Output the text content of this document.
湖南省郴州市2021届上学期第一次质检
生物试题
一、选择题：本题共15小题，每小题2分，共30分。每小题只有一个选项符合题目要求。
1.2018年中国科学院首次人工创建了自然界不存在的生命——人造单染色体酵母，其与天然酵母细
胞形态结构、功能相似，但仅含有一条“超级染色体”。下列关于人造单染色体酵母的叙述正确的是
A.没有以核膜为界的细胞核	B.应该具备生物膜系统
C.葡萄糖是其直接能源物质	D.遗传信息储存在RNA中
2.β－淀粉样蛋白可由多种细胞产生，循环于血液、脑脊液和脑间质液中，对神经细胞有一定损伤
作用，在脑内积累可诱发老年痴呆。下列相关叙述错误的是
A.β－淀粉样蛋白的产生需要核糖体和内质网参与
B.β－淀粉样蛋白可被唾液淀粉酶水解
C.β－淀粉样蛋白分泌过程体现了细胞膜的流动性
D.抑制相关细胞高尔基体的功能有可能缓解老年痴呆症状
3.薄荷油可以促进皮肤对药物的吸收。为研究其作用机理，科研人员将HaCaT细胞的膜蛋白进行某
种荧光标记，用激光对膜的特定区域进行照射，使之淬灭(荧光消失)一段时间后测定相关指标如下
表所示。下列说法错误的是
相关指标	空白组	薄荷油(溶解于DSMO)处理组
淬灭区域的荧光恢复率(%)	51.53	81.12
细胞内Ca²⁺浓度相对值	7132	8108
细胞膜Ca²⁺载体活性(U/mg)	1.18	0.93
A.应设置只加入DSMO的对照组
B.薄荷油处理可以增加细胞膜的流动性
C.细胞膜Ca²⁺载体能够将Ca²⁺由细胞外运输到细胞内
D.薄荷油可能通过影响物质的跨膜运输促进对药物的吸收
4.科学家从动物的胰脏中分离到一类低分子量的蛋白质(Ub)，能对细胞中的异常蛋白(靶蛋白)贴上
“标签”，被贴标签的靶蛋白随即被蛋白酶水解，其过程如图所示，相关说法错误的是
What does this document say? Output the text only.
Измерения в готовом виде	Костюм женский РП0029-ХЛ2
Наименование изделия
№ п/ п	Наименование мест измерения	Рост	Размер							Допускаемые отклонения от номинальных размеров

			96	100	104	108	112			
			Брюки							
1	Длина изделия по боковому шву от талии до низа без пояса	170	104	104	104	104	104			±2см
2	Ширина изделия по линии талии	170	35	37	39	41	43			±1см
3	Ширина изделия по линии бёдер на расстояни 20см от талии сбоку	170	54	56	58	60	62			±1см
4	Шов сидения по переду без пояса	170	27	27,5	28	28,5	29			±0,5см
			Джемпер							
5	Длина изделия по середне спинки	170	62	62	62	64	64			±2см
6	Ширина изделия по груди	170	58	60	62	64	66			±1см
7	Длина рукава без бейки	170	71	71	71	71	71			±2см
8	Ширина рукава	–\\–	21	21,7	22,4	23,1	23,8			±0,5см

___

- **PROMPT**
What is needed here is an exact reproduction of all the entries.

- **EXERCISE ANSWER**
Output the text content of this document.
湖南省郴州市2021届上学期第一次质检
生物试题
一、选择题：本题共15小题，每小题2分，共30分。每小题只有一个选项符合题目要求。
1.2018年中国科学院首次人工创建了自然界不存在的生命——人造单染色体酵母，其与天然酵母细
胞形态结构、功能相似，但仅含有一条“超级染色体”。下列关于人造单染色体酵母的叙述正确的是
A.没有以核膜为界的细胞核	B.应该具备生物膜系统
C.葡萄糖是其直接能源物质	D.遗传信息储存在RNA中
2.β－淀粉样蛋白可由多种细胞产生，循环于血液、脑脊液和脑间质液中，对神经细胞有一定损伤
作用，在脑内积累可诱发老年痴呆。下列相关叙述错误的是
A.β－淀粉样蛋白的产生需要核糖体和内质网参与
B.β－淀粉样蛋白可被唾液淀粉酶水解
C.β－淀粉样蛋白分泌过程体现了细胞膜的流动性
D.抑制相关细胞高尔基体的功能有可能缓解老年痴呆症状
3.薄荷油可以促进皮肤对药物的吸收。为研究其作用机理，科研人员将HaCaT细胞的膜蛋白进行某
种荧光标记，用激光对膜的特定区域进行照射，使之淬灭(荧光消失)一段时间后测定相关指标如下
表所示。下列说法错误的是
相关指标	空白组	薄荷油(溶解于DSMO)处理组
淬灭区域的荧光恢复率(%)	51.53	81.12
细胞内Ca²⁺浓度相对值	7132	8108
细胞膜Ca²⁺载体活性(U/mg)	1.18	0.93
A.应设置只加入DSMO的对照组
B.薄荷油处理可以增加细胞膜的流动性
C.细胞膜Ca²⁺载体能够将Ca²⁺由细胞外运输到细胞内
D.薄荷油可能通过影响物质的跨膜运输促进对药物的吸收
4.科学家从动物的胰脏中分离到一类低分子量的蛋白质(Ub)，能对细胞中的异常蛋白(靶蛋白)贴上
“标签”，被贴标签的靶蛋白随即被蛋白酶水解，其过程如图所示，相关说法错误的是
What does this document say? Output the text only.
Измерения в готовом виде	Костюм женский РП0029-ХЛ2
Наименование изделия
№ п/ п	Наименование мест измерения	Рост	Размер							Допускаемые отклонения от номинальных размеров

			96	100	104	108	112			
			Брюки							
1	Длина изделия по боковому шву от талии до низа без пояса	170	104	104	104	104	104			±2см
2	Ширина изделия по линии талии	170	35	37	39	41	43			±1см
3	Ширина изделия по линии бёдер на расстояни 20см от талии сбоку	170	54	56	58	60	62			±1см
4	Шов сидения по переду без пояса	170	27	27,5	28	28,5	29			±0,5см
			Джемпер							
5	Длина изделия по середне спинки	170	62	62	62	64	64			±2см
6	Ширина изделия по груди	170	58	60	62	64	66			±1см
7	Длина рукава без бейки	170	71	71	71	71	71			±2см
8	Ширина рукава	–\\–	21	21,7	22,4	23,1	23,8			±0,5см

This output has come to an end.